Records provided:

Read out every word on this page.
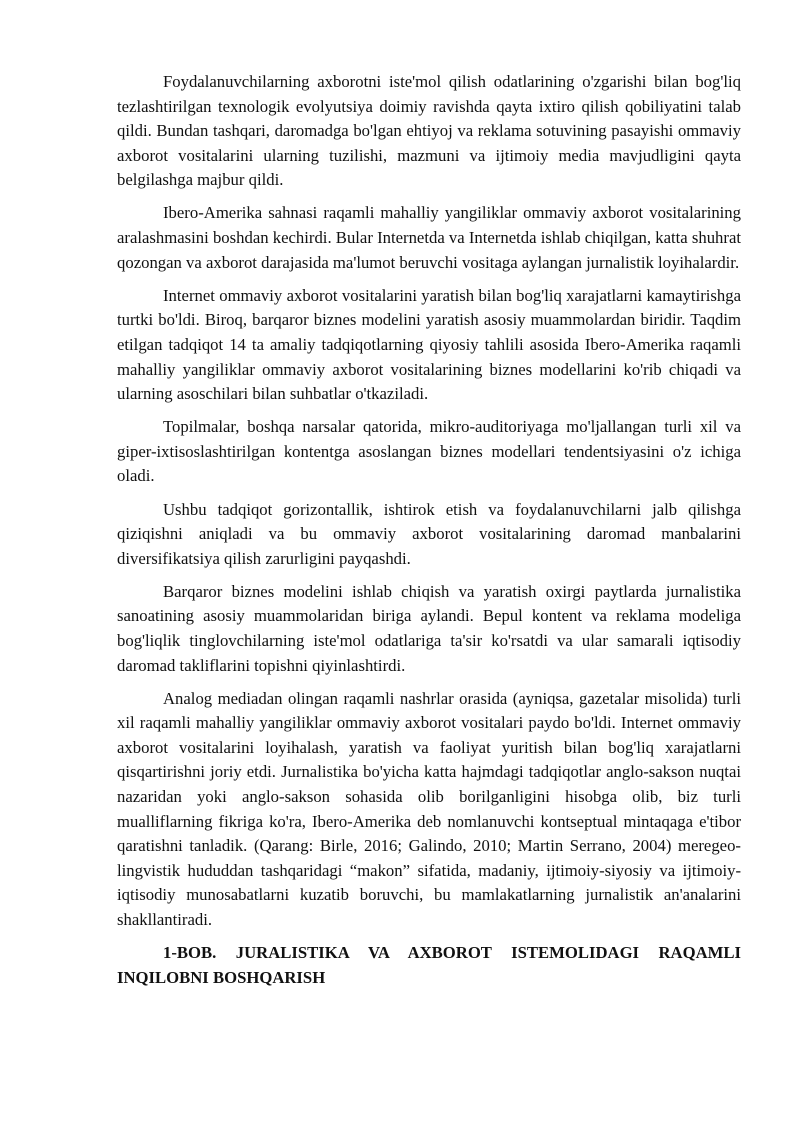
Foydalanuvchilarning axborotni iste'mol qilish odatlarining o'zgarishi bilan bog'liq tezlashtirilgan texnologik evolyutsiya doimiy ravishda qayta ixtiro qilish qobiliyatini talab qildi. Bundan tashqari, daromadga bo'lgan ehtiyoj va reklama sotuvining pasayishi ommaviy axborot vositalarini ularning tuzilishi, mazmuni va ijtimoiy media mavjudligini qayta belgilashga majbur qildi.

Ibero-Amerika sahnasi raqamli mahalliy yangiliklar ommaviy axborot vositalarining aralashmasini boshdan kechirdi. Bular Internetda va Internetda ishlab chiqilgan, katta shuhrat qozongan va axborot darajasida ma'lumot beruvchi vositaga aylangan jurnalistik loyihalardir.

Internet ommaviy axborot vositalarini yaratish bilan bog'liq xarajatlarni kamaytirishga turtki bo'ldi. Biroq, barqaror biznes modelini yaratish asosiy muammolardan biridir. Taqdim etilgan tadqiqot 14 ta amaliy tadqiqotlarning qiyosiy tahlili asosida Ibero-Amerika raqamli mahalliy yangiliklar ommaviy axborot vositalarining biznes modellarini ko'rib chiqadi va ularning asoschilari bilan suhbatlar o'tkaziladi.

Topilmalar, boshqa narsalar qatorida, mikro-auditoriyaga mo'ljallangan turli xil va giper-ixtisoslashtirilgan kontentga asoslangan biznes modellari tendentsiyasini o'z ichiga oladi.

Ushbu tadqiqot gorizontallik, ishtirok etish va foydalanuvchilarni jalb qilishga qiziqishni aniqladi va bu ommaviy axborot vositalarining daromad manbalarini diversifikatsiya qilish zarurligini payqashdi.

Barqaror biznes modelini ishlab chiqish va yaratish oxirgi paytlarda jurnalistika sanoatining asosiy muammolaridan biriga aylandi. Bepul kontent va reklama modeliga bog'liqlik tinglovchilarning iste'mol odatlariga ta'sir ko'rsatdi va ular samarali iqtisodiy daromad takliflarini topishni qiyinlashtirdi.

Analog mediadan olingan raqamli nashrlar orasida (ayniqsa, gazetalar misolida) turli xil raqamli mahalliy yangiliklar ommaviy axborot vositalari paydo bo'ldi. Internet ommaviy axborot vositalarini loyihalash, yaratish va faoliyat yuritish bilan bog'liq xarajatlarni qisqartirishni joriy etdi. Jurnalistika bo'yicha katta hajmdagi tadqiqotlar anglo-sakson nuqtai nazaridan yoki anglo-sakson sohasida olib borilganligini hisobga olib, biz turli mualliflarning fikriga ko'ra, Ibero-Amerika deb nomlanuvchi kontseptual mintaqaga e'tibor qaratishni tanladik. (Qarang: Birle, 2016; Galindo, 2010; Martin Serrano, 2004) meregeo-lingvistik hududdan tashqaridagi “makon” sifatida, madaniy, ijtimoiy-siyosiy va ijtimoiy-iqtisodiy munosabatlarni kuzatib boruvchi, bu mamlakatlarning jurnalistik an'analarini shakllantiradi.

1-BOB. JURALISTIKA VA AXBOROT ISTEMOLIDAGI RAQAMLI INQILOBNI BOSHQARISH
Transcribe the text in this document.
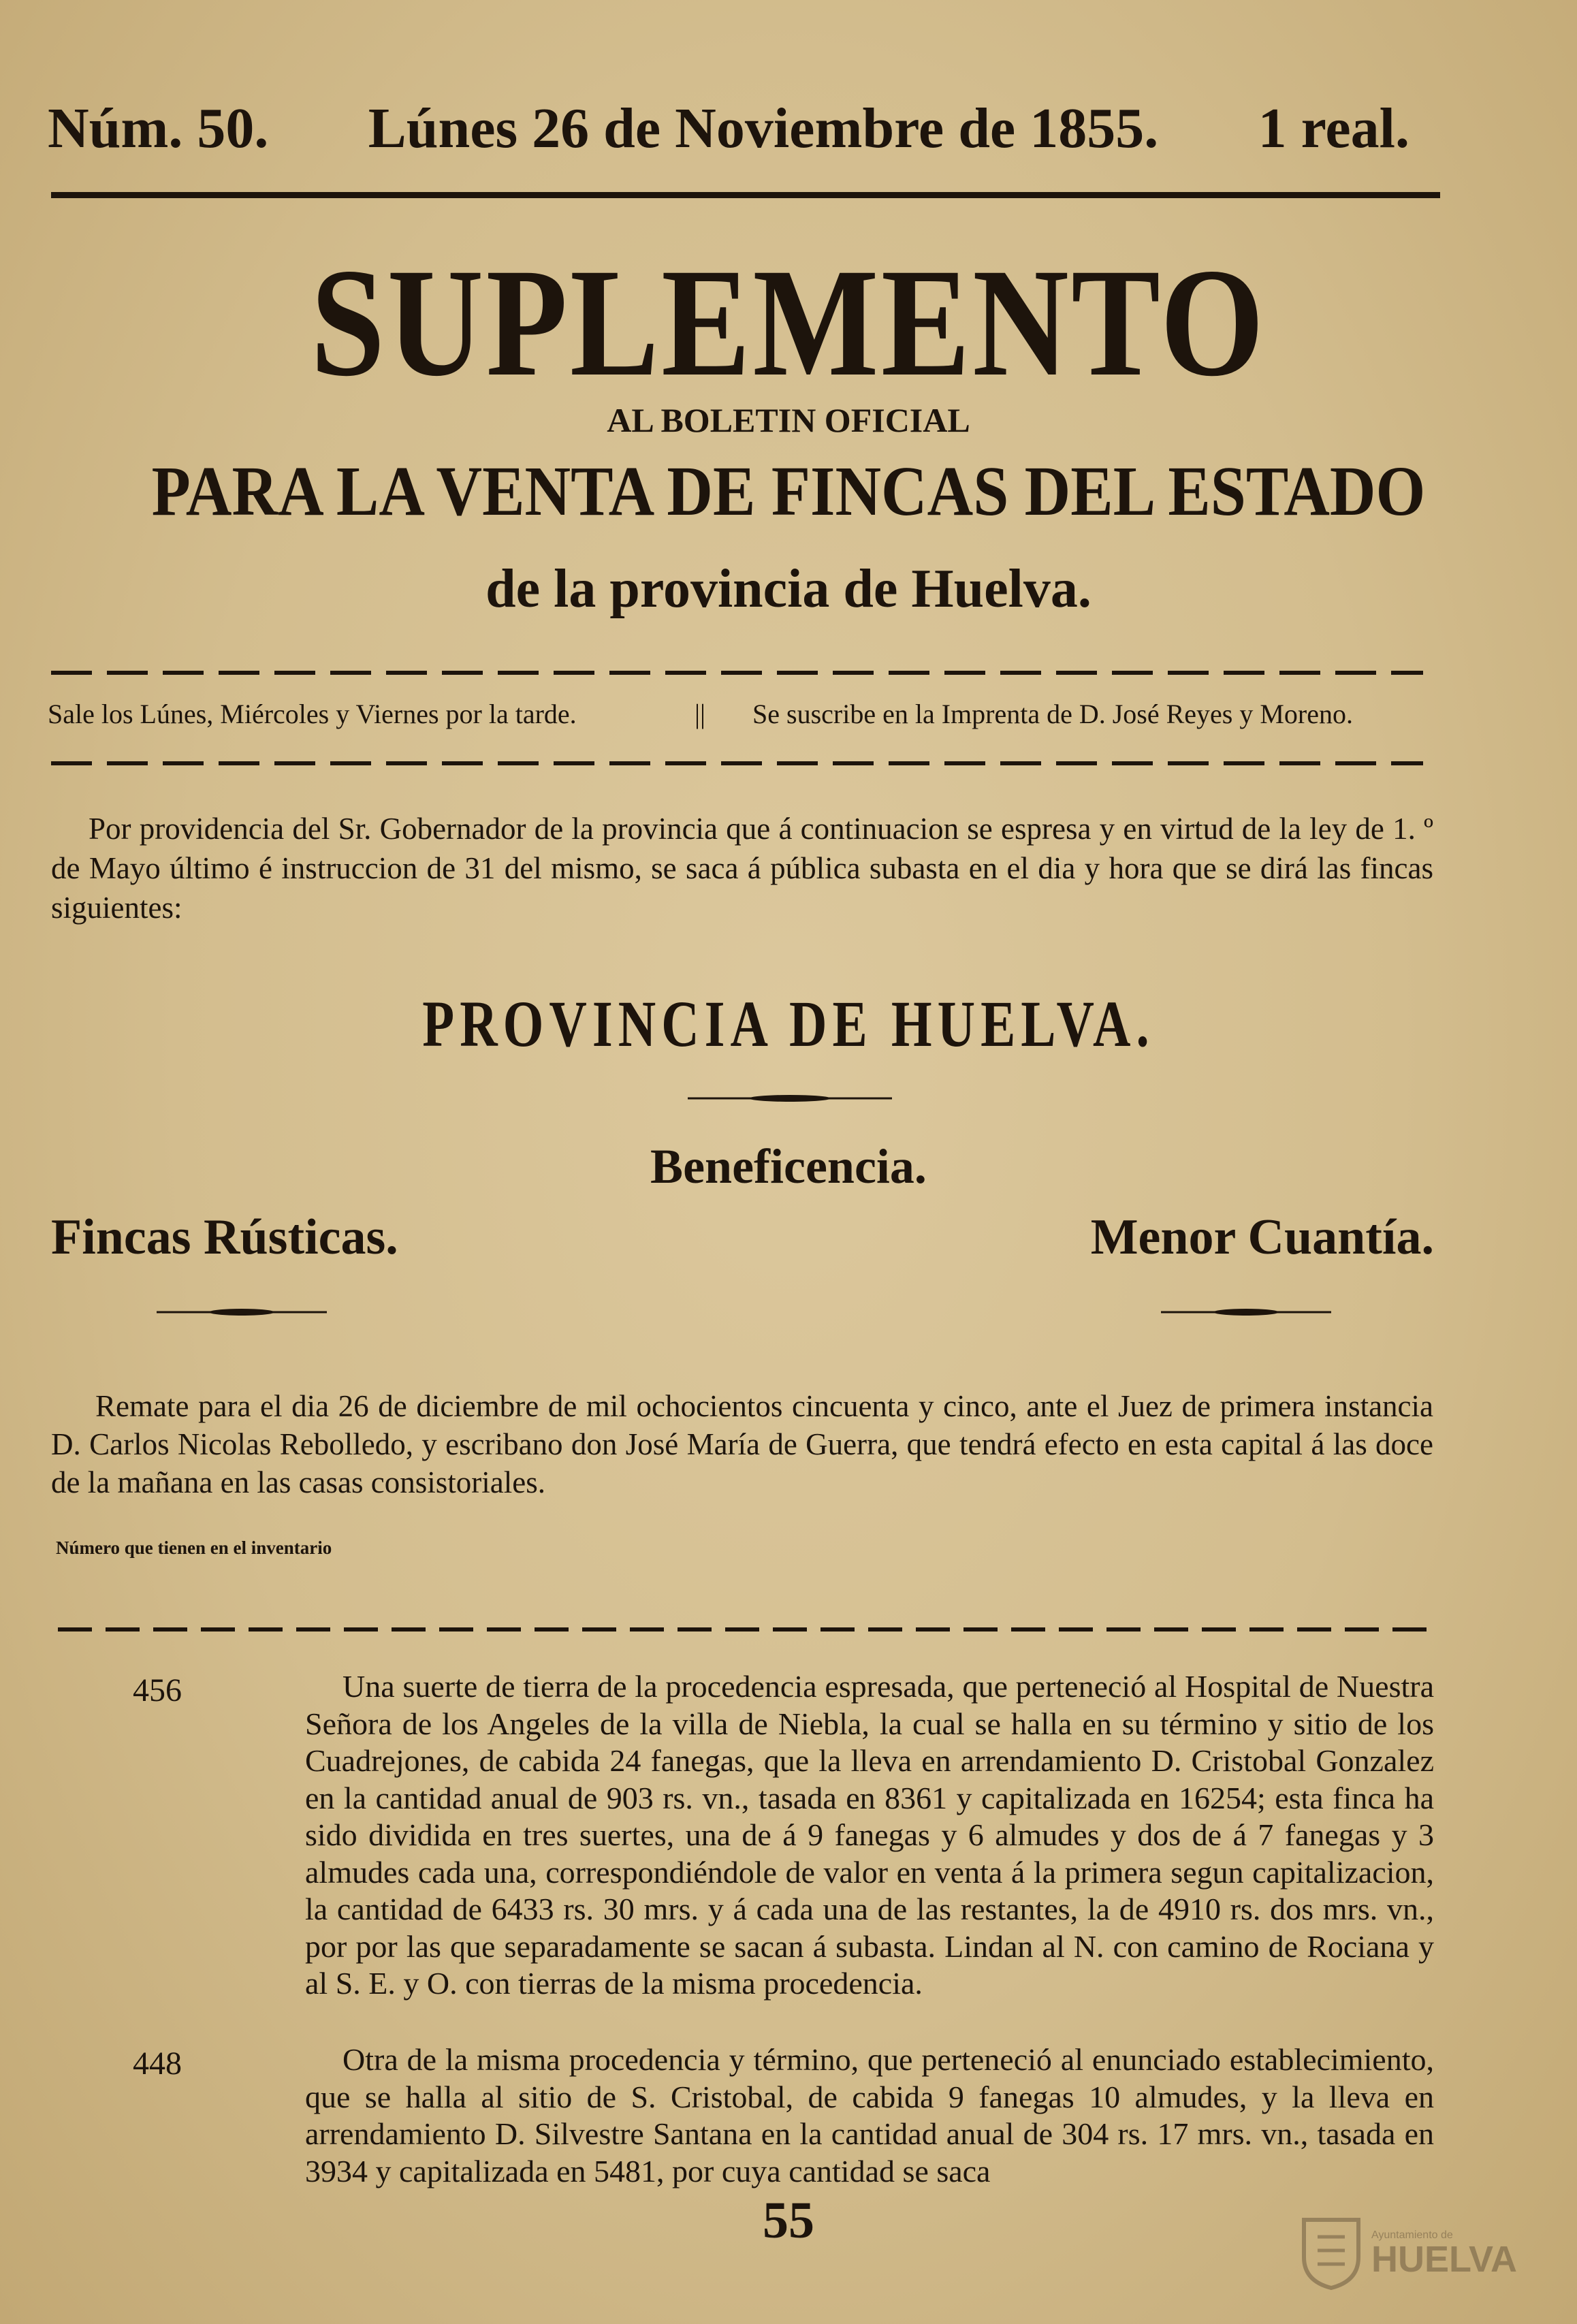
Núm. 50. Lúnes 26 de Noviembre de 1855. 1 real.
SUPLEMENTO
AL BOLETIN OFICIAL
PARA LA VENTA DE FINCAS DEL ESTADO
de la provincia de Huelva.
Sale los Lúnes, Miércoles y Viernes por la tarde.	|| Se suscribe en la Imprenta de D. José Reyes y Moreno.
Por providencia del Sr. Gobernador de la provincia que á continuacion se espresa y en virtud de la ley de 1. º de Mayo último é instruccion de 31 del mismo, se saca á pública subasta en el dia y hora que se dirá las fincas siguientes:
PROVINCIA DE HUELVA.
Beneficencia.
Fincas Rústicas.	Menor Cuantía.
Remate para el dia 26 de diciembre de mil ochocientos cincuenta y cinco, ante el Juez de primera instancia D. Carlos Nicolas Rebolledo, y escribano don José María de Guerra, que tendrá efecto en esta capital á las doce de la mañana en las casas consistoriales.
Número que tienen en el inventario
456	Una suerte de tierra de la procedencia espresada, que perteneció al Hospital de Nuestra Señora de los Angeles de la villa de Niebla, la cual se halla en su término y sitio de los Cuadrejones, de cabida 24 fanegas, que la lleva en arrendamiento D. Cristobal Gonzalez en la cantidad anual de 903 rs. vn., tasada en 8361 y capitalizada en 16254; esta finca ha sido dividida en tres suertes, una de á 9 fanegas y 6 almudes y dos de á 7 fanegas y 3 almudes cada una, correspondiéndole de valor en venta á la primera segun capitalizacion, la cantidad de 6433 rs. 30 mrs. y á cada una de las restantes, la de 4910 rs. dos mrs. vn., por por las que separadamente se sacan á subasta. Lindan al N. con camino de Rociana y al S. E. y O. con tierras de la misma procedencia.
448	Otra de la misma procedencia y término, que perteneció al enunciado establecimiento, que se halla al sitio de S. Cristobal, de cabida 9 fanegas 10 almudes, y la lleva en arrendamiento D. Silvestre Santana en la cantidad anual de 304 rs. 17 mrs. vn., tasada en 3934 y capitalizada en 5481, por cuya cantidad se saca
55	Ayuntamiento de
HUELVA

Task brief: Copy the listing word for word, excluding its pictures.

Response below:
Read out every word on this page.
Foydalanuvchilarning axborotni iste'mol qilish odatlarining o'zgarishi bilan bog'liq tezlashtirilgan texnologik evolyutsiya doimiy ravishda qayta ixtiro qilish qobiliyatini talab qildi. Bundan tashqari, daromadga bo'lgan ehtiyoj va reklama sotuvining pasayishi ommaviy axborot vositalarini ularning tuzilishi, mazmuni va ijtimoiy media mavjudligini qayta belgilashga majbur qildi.

Ibero-Amerika sahnasi raqamli mahalliy yangiliklar ommaviy axborot vositalarining aralashmasini boshdan kechirdi. Bular Internetda va Internetda ishlab chiqilgan, katta shuhrat qozongan va axborot darajasida ma'lumot beruvchi vositaga aylangan jurnalistik loyihalardir.

Internet ommaviy axborot vositalarini yaratish bilan bog'liq xarajatlarni kamaytirishga turtki bo'ldi. Biroq, barqaror biznes modelini yaratish asosiy muammolardan biridir. Taqdim etilgan tadqiqot 14 ta amaliy tadqiqotlarning qiyosiy tahlili asosida Ibero-Amerika raqamli mahalliy yangiliklar ommaviy axborot vositalarining biznes modellarini ko'rib chiqadi va ularning asoschilari bilan suhbatlar o'tkaziladi.

Topilmalar, boshqa narsalar qatorida, mikro-auditoriyaga mo'ljallangan turli xil va giper-ixtisoslashtirilgan kontentga asoslangan biznes modellari tendentsiyasini o'z ichiga oladi.

Ushbu tadqiqot gorizontallik, ishtirok etish va foydalanuvchilarni jalb qilishga qiziqishni aniqladi va bu ommaviy axborot vositalarining daromad manbalarini diversifikatsiya qilish zarurligini payqashdi.

Barqaror biznes modelini ishlab chiqish va yaratish oxirgi paytlarda jurnalistika sanoatining asosiy muammolaridan biriga aylandi. Bepul kontent va reklama modeliga bog'liqlik tinglovchilarning iste'mol odatlariga ta'sir ko'rsatdi va ular samarali iqtisodiy daromad takliflarini topishni qiyinlashtirdi.

Analog mediadan olingan raqamli nashrlar orasida (ayniqsa, gazetalar misolida) turli xil raqamli mahalliy yangiliklar ommaviy axborot vositalari paydo bo'ldi. Internet ommaviy axborot vositalarini loyihalash, yaratish va faoliyat yuritish bilan bog'liq xarajatlarni qisqartirishni joriy etdi. Jurnalistika bo'yicha katta hajmdagi tadqiqotlar anglo-sakson nuqtai nazaridan yoki anglo-sakson sohasida olib borilganligini hisobga olib, biz turli mualliflarning fikriga ko'ra, Ibero-Amerika deb nomlanuvchi kontseptual mintaqaga e'tibor qaratishni tanladik. (Qarang: Birle, 2016; Galindo, 2010; Martin Serrano, 2004) meregeo-lingvistik hududdan tashqaridagi “makon” sifatida, madaniy, ijtimoiy-siyosiy va ijtimoiy-iqtisodiy munosabatlarni kuzatib boruvchi, bu mamlakatlarning jurnalistik an'analarini shakllantiradi.

1-BOB. JURALISTIKA VA AXBOROT ISTEMOLIDAGI RAQAMLI INQILOBNI BOSHQARISH
Transcribe the text in this document.
Núm. 50. Lúnes 26 de Noviembre de 1855. 1 real.
SUPLEMENTO
AL BOLETIN OFICIAL
PARA LA VENTA DE FINCAS DEL ESTADO
de la provincia de Huelva.
Sale los Lúnes, Miércoles y Viernes por la tarde.	|| Se suscribe en la Imprenta de D. José Reyes y Moreno.
Por providencia del Sr. Gobernador de la provincia que á continuacion se espresa y en virtud de la ley de 1. º de Mayo último é instruccion de 31 del mismo, se saca á pública subasta en el dia y hora que se dirá las fincas siguientes:
PROVINCIA DE HUELVA.
Beneficencia.
Fincas Rústicas.	Menor Cuantía.
Remate para el dia 26 de diciembre de mil ochocientos cincuenta y cinco, ante el Juez de primera instancia D. Carlos Nicolas Rebolledo, y escribano don José María de Guerra, que tendrá efecto en esta capital á las doce de la mañana en las casas consistoriales.
Número que tienen en el inventario
456	Una suerte de tierra de la procedencia espresada, que perteneció al Hospital de Nuestra Señora de los Angeles de la villa de Niebla, la cual se halla en su término y sitio de los Cuadrejones, de cabida 24 fanegas, que la lleva en arrendamiento D. Cristobal Gonzalez en la cantidad anual de 903 rs. vn., tasada en 8361 y capitalizada en 16254; esta finca ha sido dividida en tres suertes, una de á 9 fanegas y 6 almudes y dos de á 7 fanegas y 3 almudes cada una, correspondiéndole de valor en venta á la primera segun capitalizacion, la cantidad de 6433 rs. 30 mrs. y á cada una de las restantes, la de 4910 rs. dos mrs. vn., por por las que separadamente se sacan á subasta. Lindan al N. con camino de Rociana y al S. E. y O. con tierras de la misma procedencia.
448	Otra de la misma procedencia y término, que perteneció al enunciado establecimiento, que se halla al sitio de S. Cristobal, de cabida 9 fanegas 10 almudes, y la lleva en arrendamiento D. Silvestre Santana en la cantidad anual de 304 rs. 17 mrs. vn., tasada en 3934 y capitalizada en 5481, por cuya cantidad se saca
55	Ayuntamiento de
HUELVA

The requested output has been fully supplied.